[START OF READING TEXT]
1802—April 16th, We find them having part in the battle near Lee's Mills, Virginia, in which they manifested much bravery, but not being properly supported were obliged to retreat. In this engagement they had to make their way across a creek, and while they were struggling through it, the enemy opened upon them a galling fire of rifles and musketry.
"They still went forward unfalteringly, and their ranks were rapidly thinning, when they were recalled. Not more than haif their number had crossed the stream. They reluctantly obeyed, but soon it became more difficult to return than it had been to advance. The enemy suddenly opened a sluice-way above, and almost overwhelmed them with a flow of water which reached their arm-pits. They maintained their order firmly, however, and in a short time the several companies engaged extricated themselves, bringing away all their dead and wounded exeept 6. The casualties exceeded 150.
May 5th—They were engaged in the battle of Williamsburgh, in which the Union troops manifested great courage and valor. In June, they were in the seven days fight before Richmond. On the 30th of this month, Capt. Alexander W. Davis was taken prisoner at Savage Station, after having been wounded. He was not long after exchanged, however.
Sept. 14th—This company distinguished themselves at the battle of South Mountain, Maryland. Sept. 17th and 18th, they were under heavy fire of cannon for two days, during the battle of Antietam. Dec. 12th, they took active part in the battle of Fredericksburgh.
1863, May 3d—In connection with the 6th army corps at the battle of Chancellorsville they helped to take St. Mary's heights. May 4th—The regiment in which they were saved the 6th Corps from disaster, and they took more prisoners than they had men able to do service.
July 2d, 3d and 4th—They were in the battle of Gettysburgh, which resulted so favorably for the Union cause as to render it forever memorable.
1864—This company was in the terrible engagements connected with the campaign in the Wilderness and at Petersburgh and at the first taking of the Weldon railroad.
Afterwards they were transferred to a station near Washington, D. C., to help defend that city and to repel the advances of the rebel General Early.
This year also at Winchester they had part in the hardest fighting in which they engaged, and their comrades, not a few fell in the arms of death. Here Sept. 13th, Edwin S. Gray received his mortal wound.
[END OF READING TEXT]
[START OF RECORD LIST]
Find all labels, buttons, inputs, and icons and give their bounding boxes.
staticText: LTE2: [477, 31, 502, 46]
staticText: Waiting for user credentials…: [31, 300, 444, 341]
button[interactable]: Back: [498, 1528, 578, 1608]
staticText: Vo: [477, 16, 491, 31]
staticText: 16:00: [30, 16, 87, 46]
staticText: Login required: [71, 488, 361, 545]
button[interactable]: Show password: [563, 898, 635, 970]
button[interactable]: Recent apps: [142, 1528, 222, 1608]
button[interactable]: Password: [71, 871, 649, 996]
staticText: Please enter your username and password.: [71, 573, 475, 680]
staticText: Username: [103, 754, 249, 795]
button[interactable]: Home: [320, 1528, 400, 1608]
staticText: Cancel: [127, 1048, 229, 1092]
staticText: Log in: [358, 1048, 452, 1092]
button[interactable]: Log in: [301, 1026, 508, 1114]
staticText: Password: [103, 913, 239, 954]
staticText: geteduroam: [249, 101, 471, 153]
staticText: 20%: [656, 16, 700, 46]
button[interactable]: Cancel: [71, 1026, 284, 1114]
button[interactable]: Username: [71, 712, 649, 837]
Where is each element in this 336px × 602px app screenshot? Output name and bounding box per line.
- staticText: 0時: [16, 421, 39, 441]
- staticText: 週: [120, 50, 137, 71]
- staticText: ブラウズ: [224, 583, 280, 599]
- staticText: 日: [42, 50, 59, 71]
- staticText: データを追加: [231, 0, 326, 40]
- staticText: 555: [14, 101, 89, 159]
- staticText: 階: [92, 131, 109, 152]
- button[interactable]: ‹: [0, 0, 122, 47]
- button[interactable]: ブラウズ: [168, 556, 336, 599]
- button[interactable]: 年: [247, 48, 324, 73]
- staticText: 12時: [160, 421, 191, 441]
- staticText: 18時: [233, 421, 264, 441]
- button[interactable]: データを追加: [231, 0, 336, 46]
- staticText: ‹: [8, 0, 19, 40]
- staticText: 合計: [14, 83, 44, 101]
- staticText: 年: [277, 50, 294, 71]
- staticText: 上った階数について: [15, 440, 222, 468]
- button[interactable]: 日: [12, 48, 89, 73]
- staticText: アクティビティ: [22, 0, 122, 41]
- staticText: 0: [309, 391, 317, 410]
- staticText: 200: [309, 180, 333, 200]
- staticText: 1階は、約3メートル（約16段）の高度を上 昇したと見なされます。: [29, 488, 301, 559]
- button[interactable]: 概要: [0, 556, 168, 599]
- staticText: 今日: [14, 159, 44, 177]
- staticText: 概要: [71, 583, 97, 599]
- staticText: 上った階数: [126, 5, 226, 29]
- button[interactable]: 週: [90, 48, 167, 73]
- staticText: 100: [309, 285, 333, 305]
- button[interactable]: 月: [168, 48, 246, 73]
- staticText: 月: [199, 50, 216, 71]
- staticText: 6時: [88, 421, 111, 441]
[END OF RECORD LIST]
## WRITTEN EXERCISE 1
Summarize the company history in two sentences.
## WRITTEN EXERCISE 2
Copy a passage from the company history, starting at the words "1864—This company was" and ending after the words "rebel General Early.".
## WRITTEN EXERCISE 3
According to the company history, where was Capt. Alexander W. Davis taken prisoner?

## EXPECTED OUTPUT 1
At Lee's Mills, Virginia, the company crossed a creek under heavy fire, was nearly overwhelmed by water from an opened sluice-way while returning, and had more than 150 casualties. It went on to fight at Williamsburgh, South Mountain, Antietam, Fredericksburgh, Chancellorsville, Gettysburgh, the Wilderness and Winchester, where Edwin S. Gray received his mortal wound.

## EXPECTED OUTPUT 2
1864—This company was in the terrible engagements connected with the campaign in the Wilderness and at Petersburgh and at the first taking of the Weldon railroad.
Afterwards they were transferred to a station near Washington, D. C., to help defend that city and to repel the advances of the rebel General Early.

## EXPECTED OUTPUT 3
He was taken prisoner at Savage Station after being wounded.